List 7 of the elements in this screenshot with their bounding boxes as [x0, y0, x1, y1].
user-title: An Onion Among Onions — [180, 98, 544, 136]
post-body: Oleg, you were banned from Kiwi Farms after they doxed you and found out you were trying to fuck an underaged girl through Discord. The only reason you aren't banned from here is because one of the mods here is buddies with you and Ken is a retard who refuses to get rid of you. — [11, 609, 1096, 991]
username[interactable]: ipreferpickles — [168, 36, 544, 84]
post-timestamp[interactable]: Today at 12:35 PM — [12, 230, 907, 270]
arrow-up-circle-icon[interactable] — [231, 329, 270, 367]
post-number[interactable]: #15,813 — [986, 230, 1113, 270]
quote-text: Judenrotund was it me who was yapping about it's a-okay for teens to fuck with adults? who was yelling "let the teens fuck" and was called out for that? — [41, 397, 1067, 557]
* * *
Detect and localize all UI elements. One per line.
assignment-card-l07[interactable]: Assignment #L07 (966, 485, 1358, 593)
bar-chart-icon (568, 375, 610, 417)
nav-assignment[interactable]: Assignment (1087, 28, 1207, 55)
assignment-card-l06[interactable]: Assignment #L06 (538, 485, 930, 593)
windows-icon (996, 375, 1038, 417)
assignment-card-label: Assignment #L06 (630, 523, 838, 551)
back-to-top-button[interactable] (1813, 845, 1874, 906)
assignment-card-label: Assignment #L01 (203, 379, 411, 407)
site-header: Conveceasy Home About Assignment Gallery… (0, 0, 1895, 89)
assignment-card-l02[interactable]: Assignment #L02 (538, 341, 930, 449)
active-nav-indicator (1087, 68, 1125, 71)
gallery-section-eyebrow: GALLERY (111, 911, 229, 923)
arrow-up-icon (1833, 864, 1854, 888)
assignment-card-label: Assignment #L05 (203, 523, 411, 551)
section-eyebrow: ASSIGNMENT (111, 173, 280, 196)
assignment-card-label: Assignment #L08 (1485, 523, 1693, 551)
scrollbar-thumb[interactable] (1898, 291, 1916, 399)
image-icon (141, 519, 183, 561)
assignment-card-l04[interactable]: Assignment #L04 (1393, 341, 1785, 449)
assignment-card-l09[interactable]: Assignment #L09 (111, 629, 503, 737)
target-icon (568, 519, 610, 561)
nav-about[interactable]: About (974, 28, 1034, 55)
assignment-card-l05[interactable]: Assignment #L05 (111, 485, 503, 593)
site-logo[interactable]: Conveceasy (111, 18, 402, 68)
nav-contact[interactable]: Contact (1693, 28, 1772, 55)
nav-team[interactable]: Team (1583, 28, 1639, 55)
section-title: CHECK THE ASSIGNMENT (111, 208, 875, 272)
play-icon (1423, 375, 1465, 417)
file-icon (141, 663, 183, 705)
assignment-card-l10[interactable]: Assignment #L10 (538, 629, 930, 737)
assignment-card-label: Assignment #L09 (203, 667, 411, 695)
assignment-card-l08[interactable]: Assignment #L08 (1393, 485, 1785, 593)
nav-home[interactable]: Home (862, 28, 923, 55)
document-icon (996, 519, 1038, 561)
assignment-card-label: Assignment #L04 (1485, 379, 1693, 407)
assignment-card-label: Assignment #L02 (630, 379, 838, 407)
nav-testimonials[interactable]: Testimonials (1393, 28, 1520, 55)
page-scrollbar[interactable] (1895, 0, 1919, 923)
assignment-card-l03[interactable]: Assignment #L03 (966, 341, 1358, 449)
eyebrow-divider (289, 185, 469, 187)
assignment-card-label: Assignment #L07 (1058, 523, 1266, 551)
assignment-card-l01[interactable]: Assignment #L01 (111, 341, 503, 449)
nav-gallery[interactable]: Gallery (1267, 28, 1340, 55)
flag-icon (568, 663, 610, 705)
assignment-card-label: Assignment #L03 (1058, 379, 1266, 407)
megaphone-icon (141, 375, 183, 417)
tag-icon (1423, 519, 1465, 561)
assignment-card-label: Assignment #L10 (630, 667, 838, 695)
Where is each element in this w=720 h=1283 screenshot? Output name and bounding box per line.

• WHAT THE TASK ASKS
Can you retype the listing from the line that contains "List 7 of the" through the line that contains "quote-text: Judenrotund was", keeping both of those lines?

• TASK RESULT
List 7 of the elements in this screenshot with their bounding boxes as [x0, y0, x1, y1].
user-title: An Onion Among Onions — [180, 98, 544, 136]
post-body: Oleg, you were banned from Kiwi Farms after they doxed you and found out you were trying to fuck an underaged girl through Discord. The only reason you aren't banned from here is because one of the mods here is buddies with you and Ken is a retard who refuses to get rid of you. — [11, 609, 1096, 991]
username[interactable]: ipreferpickles — [168, 36, 544, 84]
post-timestamp[interactable]: Today at 12:35 PM — [12, 230, 907, 270]
arrow-up-circle-icon[interactable] — [231, 329, 270, 367]
post-number[interactable]: #15,813 — [986, 230, 1113, 270]
quote-text: Judenrotund was it me who was yapping about it's a-okay for teens to fuck with adults? who was yelling "let the teens fuck" and was called out for that? — [41, 397, 1067, 557]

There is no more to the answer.